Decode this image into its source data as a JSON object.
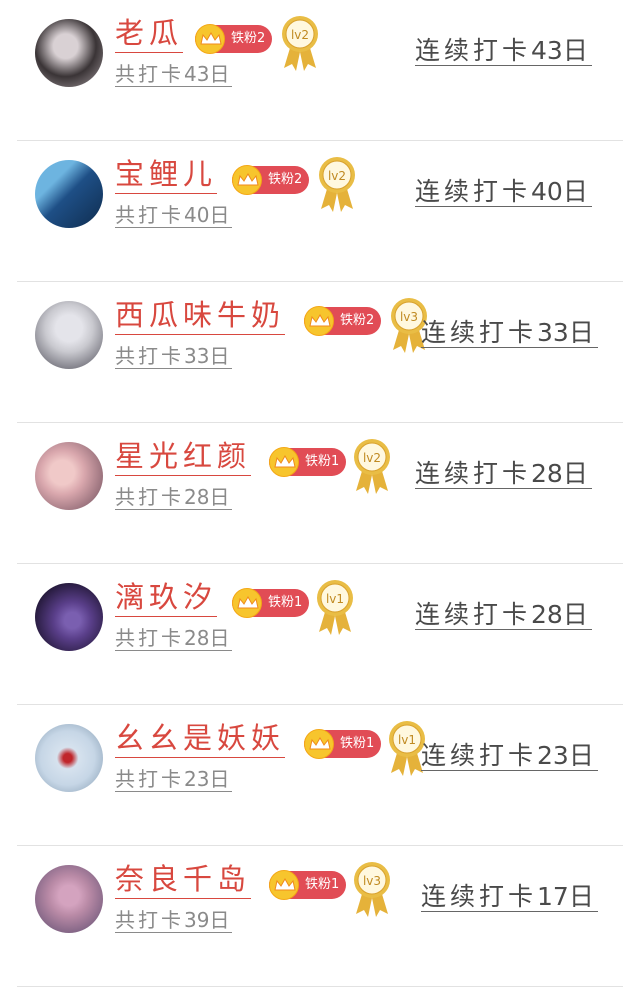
{
  "rows": [
    {
      "name": "老瓜",
      "fan_label": "铁粉2",
      "level": "lv2",
      "streak_prefix": "连续打卡",
      "streak_days": "43",
      "streak_unit": "日",
      "total_prefix": "共打卡",
      "total_days": "43",
      "total_unit": "日",
      "avatar_colors": [
        "#3a3436",
        "#d9d1d4"
      ]
    },
    {
      "name": "宝鲤儿",
      "fan_label": "铁粉2",
      "level": "lv2",
      "streak_prefix": "连续打卡",
      "streak_days": "40",
      "streak_unit": "日",
      "total_prefix": "共打卡",
      "total_days": "40",
      "total_unit": "日",
      "avatar_colors": [
        "#1e4f86",
        "#6db4e0"
      ]
    },
    {
      "name": "西瓜味牛奶",
      "fan_label": "铁粉2",
      "level": "lv3",
      "streak_prefix": "连续打卡",
      "streak_days": "33",
      "streak_unit": "日",
      "total_prefix": "共打卡",
      "total_days": "33",
      "total_unit": "日",
      "avatar_colors": [
        "#c9c9cf",
        "#4b4a55"
      ]
    },
    {
      "name": "星光红颜",
      "fan_label": "铁粉1",
      "level": "lv2",
      "streak_prefix": "连续打卡",
      "streak_days": "28",
      "streak_unit": "日",
      "total_prefix": "共打卡",
      "total_days": "28",
      "total_unit": "日",
      "avatar_colors": [
        "#d9a7ad",
        "#6a4a58"
      ]
    },
    {
      "name": "漓玖汐",
      "fan_label": "铁粉1",
      "level": "lv1",
      "streak_prefix": "连续打卡",
      "streak_days": "28",
      "streak_unit": "日",
      "total_prefix": "共打卡",
      "total_days": "28",
      "total_unit": "日",
      "avatar_colors": [
        "#231838",
        "#5a3f8a"
      ]
    },
    {
      "name": "幺幺是妖妖",
      "fan_label": "铁粉1",
      "level": "lv1",
      "streak_prefix": "连续打卡",
      "streak_days": "23",
      "streak_unit": "日",
      "total_prefix": "共打卡",
      "total_days": "23",
      "total_unit": "日",
      "avatar_colors": [
        "#c6d6e6",
        "#c0262b"
      ]
    },
    {
      "name": "奈良千岛",
      "fan_label": "铁粉1",
      "level": "lv3",
      "streak_prefix": "连续打卡",
      "streak_days": "17",
      "streak_unit": "日",
      "total_prefix": "共打卡",
      "total_days": "39",
      "total_unit": "日",
      "avatar_colors": [
        "#5a4a6e",
        "#b98aa6"
      ]
    }
  ],
  "colors": {
    "name": "#d8483f",
    "fan_bg": "#e14c55",
    "crown_bg": "#f7c52d",
    "medal": "#e5b23a"
  }
}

### Written problem
Without including any picture, retype the entries exactly.

### Finished task
Decode this image into its source data as a JSON object.
{
  "rows": [
    {
      "name": "老瓜",
      "fan_label": "铁粉2",
      "level": "lv2",
      "streak_prefix": "连续打卡",
      "streak_days": "43",
      "streak_unit": "日",
      "total_prefix": "共打卡",
      "total_days": "43",
      "total_unit": "日",
      "avatar_colors": [
        "#3a3436",
        "#d9d1d4"
      ]
    },
    {
      "name": "宝鲤儿",
      "fan_label": "铁粉2",
      "level": "lv2",
      "streak_prefix": "连续打卡",
      "streak_days": "40",
      "streak_unit": "日",
      "total_prefix": "共打卡",
      "total_days": "40",
      "total_unit": "日",
      "avatar_colors": [
        "#1e4f86",
        "#6db4e0"
      ]
    },
    {
      "name": "西瓜味牛奶",
      "fan_label": "铁粉2",
      "level": "lv3",
      "streak_prefix": "连续打卡",
      "streak_days": "33",
      "streak_unit": "日",
      "total_prefix": "共打卡",
      "total_days": "33",
      "total_unit": "日",
      "avatar_colors": [
        "#c9c9cf",
        "#4b4a55"
      ]
    },
    {
      "name": "星光红颜",
      "fan_label": "铁粉1",
      "level": "lv2",
      "streak_prefix": "连续打卡",
      "streak_days": "28",
      "streak_unit": "日",
      "total_prefix": "共打卡",
      "total_days": "28",
      "total_unit": "日",
      "avatar_colors": [
        "#d9a7ad",
        "#6a4a58"
      ]
    },
    {
      "name": "漓玖汐",
      "fan_label": "铁粉1",
      "level": "lv1",
      "streak_prefix": "连续打卡",
      "streak_days": "28",
      "streak_unit": "日",
      "total_prefix": "共打卡",
      "total_days": "28",
      "total_unit": "日",
      "avatar_colors": [
        "#231838",
        "#5a3f8a"
      ]
    },
    {
      "name": "幺幺是妖妖",
      "fan_label": "铁粉1",
      "level": "lv1",
      "streak_prefix": "连续打卡",
      "streak_days": "23",
      "streak_unit": "日",
      "total_prefix": "共打卡",
      "total_days": "23",
      "total_unit": "日",
      "avatar_colors": [
        "#c6d6e6",
        "#c0262b"
      ]
    },
    {
      "name": "奈良千岛",
      "fan_label": "铁粉1",
      "level": "lv3",
      "streak_prefix": "连续打卡",
      "streak_days": "17",
      "streak_unit": "日",
      "total_prefix": "共打卡",
      "total_days": "39",
      "total_unit": "日",
      "avatar_colors": [
        "#5a4a6e",
        "#b98aa6"
      ]
    }
  ],
  "colors": {
    "name": "#d8483f",
    "fan_bg": "#e14c55",
    "crown_bg": "#f7c52d",
    "medal": "#e5b23a"
  }
}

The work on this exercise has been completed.